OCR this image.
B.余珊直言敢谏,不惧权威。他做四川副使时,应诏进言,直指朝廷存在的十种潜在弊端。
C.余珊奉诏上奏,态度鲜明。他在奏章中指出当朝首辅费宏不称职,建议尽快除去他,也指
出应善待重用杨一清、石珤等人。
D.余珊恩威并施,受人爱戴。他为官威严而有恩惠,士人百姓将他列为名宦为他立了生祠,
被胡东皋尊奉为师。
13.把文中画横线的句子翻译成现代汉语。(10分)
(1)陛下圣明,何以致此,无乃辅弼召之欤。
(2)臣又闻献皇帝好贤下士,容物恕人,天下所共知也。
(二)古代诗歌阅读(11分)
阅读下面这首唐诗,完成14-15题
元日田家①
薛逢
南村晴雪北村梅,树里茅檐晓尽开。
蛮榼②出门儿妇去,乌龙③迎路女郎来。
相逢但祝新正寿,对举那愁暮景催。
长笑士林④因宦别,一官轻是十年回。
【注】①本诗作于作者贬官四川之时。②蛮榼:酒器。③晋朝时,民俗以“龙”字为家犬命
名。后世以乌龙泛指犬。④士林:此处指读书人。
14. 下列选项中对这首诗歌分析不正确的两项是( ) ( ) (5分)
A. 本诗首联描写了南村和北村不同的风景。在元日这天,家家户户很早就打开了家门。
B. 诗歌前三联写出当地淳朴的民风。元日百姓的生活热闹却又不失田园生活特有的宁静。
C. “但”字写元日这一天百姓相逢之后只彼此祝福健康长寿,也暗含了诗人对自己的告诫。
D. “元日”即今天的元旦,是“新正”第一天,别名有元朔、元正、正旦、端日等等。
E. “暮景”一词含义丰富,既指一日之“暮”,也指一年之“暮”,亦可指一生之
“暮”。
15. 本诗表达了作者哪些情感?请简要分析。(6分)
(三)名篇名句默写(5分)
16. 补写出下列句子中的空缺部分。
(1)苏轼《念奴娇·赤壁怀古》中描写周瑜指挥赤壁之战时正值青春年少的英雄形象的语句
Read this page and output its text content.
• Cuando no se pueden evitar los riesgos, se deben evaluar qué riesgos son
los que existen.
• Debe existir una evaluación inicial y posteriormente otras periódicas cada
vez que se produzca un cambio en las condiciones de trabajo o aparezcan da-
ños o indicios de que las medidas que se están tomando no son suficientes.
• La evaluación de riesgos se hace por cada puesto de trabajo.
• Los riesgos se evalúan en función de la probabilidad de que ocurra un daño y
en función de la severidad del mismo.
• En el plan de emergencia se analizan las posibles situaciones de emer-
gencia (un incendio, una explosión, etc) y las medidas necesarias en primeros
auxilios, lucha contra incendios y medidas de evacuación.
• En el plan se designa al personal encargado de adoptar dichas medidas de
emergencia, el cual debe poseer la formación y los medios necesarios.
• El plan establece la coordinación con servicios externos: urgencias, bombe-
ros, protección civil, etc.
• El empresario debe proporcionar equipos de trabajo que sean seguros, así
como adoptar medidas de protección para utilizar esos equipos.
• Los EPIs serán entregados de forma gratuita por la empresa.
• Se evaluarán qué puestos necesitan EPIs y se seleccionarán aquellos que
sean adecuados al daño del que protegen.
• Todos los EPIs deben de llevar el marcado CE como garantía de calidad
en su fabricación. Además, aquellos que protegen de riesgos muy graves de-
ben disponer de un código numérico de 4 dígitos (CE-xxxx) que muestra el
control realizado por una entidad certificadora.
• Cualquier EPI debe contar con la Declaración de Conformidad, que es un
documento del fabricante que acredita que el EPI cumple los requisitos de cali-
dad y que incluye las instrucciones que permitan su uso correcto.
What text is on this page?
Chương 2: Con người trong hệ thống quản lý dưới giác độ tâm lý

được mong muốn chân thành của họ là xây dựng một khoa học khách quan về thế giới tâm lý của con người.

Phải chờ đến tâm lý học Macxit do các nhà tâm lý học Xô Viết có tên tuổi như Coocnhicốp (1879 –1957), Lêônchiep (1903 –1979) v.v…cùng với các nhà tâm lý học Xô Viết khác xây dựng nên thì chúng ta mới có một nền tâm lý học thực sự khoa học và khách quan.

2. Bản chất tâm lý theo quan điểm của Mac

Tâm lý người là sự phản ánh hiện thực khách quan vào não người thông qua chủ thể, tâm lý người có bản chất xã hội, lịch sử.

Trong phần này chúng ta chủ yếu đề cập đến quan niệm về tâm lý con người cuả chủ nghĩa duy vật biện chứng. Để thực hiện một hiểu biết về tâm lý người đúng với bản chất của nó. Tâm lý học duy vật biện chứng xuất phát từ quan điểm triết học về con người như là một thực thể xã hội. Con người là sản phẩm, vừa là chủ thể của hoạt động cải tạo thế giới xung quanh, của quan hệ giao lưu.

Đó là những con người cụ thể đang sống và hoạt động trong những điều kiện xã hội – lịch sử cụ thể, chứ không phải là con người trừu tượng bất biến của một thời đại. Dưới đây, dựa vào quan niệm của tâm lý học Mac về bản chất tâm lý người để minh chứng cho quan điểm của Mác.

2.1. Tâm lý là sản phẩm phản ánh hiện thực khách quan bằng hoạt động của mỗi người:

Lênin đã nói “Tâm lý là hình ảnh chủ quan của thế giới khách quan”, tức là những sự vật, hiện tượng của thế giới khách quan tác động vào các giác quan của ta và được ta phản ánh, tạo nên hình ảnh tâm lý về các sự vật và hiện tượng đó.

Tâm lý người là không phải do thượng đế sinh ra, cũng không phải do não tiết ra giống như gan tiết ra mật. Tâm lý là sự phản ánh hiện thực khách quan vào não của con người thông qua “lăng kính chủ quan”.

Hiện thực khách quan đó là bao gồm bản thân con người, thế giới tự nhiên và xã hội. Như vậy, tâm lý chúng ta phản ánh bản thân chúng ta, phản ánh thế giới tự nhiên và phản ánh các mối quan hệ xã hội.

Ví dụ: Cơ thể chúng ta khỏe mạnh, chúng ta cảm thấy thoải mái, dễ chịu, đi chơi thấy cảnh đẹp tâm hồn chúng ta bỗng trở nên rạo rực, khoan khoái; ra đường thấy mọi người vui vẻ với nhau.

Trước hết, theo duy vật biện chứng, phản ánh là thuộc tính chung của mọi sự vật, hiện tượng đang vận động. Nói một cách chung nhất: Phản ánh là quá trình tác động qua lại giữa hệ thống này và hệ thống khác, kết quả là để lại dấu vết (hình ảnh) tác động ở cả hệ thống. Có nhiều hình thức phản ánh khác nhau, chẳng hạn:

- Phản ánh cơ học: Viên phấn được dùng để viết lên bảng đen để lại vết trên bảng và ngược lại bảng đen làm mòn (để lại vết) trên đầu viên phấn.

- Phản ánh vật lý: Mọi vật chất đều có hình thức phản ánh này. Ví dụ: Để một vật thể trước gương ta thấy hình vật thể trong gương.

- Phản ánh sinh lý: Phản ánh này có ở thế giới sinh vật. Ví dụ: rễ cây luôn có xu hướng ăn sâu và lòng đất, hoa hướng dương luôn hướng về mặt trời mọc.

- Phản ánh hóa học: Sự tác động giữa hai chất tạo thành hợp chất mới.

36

===

Task instructions – Search the entries for the word "trabajo" and copy every line that has it.

The completed task –
vez que se produzca un cambio en las condiciones de trabajo o aparezcan da-
• La evaluación de riesgos se hace por cada puesto de trabajo.
• El empresario debe proporcionar equipos de trabajo que sean seguros, así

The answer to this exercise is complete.